*Task description*.
Identify and copy all lines of the material where the string "counter" is found.

*Task inputs*.
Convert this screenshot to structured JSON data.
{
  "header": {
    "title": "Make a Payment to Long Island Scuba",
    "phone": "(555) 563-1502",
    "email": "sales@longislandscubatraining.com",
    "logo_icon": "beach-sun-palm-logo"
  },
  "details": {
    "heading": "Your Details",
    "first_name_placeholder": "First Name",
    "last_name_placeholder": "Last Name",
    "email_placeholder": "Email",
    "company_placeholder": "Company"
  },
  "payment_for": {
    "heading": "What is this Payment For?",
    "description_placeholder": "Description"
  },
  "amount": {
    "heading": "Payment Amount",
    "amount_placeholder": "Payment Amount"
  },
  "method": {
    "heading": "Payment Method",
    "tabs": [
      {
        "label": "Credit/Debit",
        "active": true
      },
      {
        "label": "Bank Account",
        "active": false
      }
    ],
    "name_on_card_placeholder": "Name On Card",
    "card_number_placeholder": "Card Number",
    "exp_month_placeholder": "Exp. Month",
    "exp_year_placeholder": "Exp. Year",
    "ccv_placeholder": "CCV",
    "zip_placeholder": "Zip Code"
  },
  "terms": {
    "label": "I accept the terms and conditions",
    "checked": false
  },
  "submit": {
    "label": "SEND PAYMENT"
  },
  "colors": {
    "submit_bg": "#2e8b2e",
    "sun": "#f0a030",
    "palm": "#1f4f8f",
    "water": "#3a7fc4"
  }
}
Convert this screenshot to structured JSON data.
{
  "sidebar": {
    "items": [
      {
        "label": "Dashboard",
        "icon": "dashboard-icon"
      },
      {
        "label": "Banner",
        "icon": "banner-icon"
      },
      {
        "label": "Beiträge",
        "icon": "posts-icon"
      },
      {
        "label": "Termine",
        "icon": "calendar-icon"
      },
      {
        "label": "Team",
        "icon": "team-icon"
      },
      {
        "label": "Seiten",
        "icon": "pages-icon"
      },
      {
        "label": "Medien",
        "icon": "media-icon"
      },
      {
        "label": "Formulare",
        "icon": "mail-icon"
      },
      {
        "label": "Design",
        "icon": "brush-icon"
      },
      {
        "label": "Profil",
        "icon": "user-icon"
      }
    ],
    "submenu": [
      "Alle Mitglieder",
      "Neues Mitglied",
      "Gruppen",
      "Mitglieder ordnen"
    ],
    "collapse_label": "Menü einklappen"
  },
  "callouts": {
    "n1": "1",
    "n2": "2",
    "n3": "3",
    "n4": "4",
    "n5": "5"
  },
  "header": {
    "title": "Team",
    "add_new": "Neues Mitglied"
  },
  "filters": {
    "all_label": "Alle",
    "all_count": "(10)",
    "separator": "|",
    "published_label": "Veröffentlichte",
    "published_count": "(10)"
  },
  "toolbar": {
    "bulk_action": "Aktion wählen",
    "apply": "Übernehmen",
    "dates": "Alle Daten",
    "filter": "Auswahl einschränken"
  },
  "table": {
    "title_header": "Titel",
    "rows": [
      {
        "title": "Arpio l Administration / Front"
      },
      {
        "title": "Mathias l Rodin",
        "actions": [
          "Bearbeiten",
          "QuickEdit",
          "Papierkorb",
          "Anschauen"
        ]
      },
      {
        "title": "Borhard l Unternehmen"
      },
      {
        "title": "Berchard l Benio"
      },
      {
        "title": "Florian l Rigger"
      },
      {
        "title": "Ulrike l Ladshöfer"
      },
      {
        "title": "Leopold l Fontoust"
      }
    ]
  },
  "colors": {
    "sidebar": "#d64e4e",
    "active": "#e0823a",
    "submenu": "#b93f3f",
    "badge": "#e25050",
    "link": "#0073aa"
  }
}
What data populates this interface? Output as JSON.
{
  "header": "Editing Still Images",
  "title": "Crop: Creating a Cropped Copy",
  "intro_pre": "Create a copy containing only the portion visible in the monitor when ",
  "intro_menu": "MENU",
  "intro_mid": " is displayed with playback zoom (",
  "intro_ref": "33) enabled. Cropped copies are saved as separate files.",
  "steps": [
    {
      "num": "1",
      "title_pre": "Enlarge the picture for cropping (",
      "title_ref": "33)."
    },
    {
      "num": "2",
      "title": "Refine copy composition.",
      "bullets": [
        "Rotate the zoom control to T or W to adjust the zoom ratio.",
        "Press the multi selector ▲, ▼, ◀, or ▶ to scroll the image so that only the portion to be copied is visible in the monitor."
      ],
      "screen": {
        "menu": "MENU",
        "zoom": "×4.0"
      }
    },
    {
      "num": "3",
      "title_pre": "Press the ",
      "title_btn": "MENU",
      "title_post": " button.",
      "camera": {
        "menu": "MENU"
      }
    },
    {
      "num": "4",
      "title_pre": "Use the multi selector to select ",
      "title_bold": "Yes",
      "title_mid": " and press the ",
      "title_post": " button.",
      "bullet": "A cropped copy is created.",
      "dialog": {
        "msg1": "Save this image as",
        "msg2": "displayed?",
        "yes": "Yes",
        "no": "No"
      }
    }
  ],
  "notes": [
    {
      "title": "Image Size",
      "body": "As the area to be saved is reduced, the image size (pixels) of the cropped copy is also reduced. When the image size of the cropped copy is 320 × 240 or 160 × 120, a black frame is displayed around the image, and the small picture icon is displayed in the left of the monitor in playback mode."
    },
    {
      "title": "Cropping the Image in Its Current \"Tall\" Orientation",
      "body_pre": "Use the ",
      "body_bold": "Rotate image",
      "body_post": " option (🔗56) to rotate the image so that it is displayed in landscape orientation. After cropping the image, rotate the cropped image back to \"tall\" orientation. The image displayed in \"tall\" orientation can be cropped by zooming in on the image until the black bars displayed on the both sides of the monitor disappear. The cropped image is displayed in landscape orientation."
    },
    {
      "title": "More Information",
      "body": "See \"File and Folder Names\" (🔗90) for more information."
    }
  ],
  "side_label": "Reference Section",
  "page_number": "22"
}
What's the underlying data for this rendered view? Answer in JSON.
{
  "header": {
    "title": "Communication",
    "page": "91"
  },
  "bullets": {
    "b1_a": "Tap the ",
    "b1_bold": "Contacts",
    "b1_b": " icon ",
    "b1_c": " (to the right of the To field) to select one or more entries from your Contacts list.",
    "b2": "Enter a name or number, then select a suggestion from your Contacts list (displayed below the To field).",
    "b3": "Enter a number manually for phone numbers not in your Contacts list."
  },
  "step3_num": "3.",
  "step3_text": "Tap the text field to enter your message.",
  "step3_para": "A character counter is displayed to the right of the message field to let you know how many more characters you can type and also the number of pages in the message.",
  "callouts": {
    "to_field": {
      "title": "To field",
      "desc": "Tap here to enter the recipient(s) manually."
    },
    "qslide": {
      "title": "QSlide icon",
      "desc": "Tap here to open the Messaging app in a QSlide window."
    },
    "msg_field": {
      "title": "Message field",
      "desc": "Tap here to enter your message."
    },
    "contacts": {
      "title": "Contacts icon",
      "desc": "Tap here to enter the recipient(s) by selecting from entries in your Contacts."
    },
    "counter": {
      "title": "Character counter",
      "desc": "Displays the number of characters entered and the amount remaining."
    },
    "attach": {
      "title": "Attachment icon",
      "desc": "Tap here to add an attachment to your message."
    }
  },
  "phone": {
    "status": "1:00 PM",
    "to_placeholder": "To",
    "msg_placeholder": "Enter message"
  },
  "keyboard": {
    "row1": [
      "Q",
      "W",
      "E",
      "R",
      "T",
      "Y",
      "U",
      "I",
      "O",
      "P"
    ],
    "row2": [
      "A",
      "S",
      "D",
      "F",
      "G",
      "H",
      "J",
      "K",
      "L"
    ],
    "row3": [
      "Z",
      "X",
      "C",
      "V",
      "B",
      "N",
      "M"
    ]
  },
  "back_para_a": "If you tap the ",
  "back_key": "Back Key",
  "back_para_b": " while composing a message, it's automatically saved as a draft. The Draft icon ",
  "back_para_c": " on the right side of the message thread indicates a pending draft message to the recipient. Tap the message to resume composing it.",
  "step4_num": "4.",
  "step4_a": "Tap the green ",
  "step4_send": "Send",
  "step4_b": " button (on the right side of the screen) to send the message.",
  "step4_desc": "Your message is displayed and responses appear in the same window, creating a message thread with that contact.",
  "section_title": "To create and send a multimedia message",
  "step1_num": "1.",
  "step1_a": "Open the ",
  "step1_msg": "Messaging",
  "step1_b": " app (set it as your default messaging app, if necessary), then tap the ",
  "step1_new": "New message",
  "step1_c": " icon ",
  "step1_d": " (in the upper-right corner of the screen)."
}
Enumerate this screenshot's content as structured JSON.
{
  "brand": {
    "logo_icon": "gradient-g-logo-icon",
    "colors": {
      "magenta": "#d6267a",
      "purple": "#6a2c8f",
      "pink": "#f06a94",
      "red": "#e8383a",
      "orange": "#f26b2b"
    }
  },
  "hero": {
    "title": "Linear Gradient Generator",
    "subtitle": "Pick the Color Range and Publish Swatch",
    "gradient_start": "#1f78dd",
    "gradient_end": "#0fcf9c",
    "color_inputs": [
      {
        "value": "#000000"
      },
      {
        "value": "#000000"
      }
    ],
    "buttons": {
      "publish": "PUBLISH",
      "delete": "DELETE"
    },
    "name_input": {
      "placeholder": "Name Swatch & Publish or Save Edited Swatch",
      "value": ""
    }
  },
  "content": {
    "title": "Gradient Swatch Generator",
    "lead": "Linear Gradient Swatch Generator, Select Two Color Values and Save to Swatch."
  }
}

*Written response*.
  "step3_para": "A character counter is displayed to the right of the message field to let you know how many more characters you can type and also the number of pages in the message.",
    "counter": {
      "title": "Character counter",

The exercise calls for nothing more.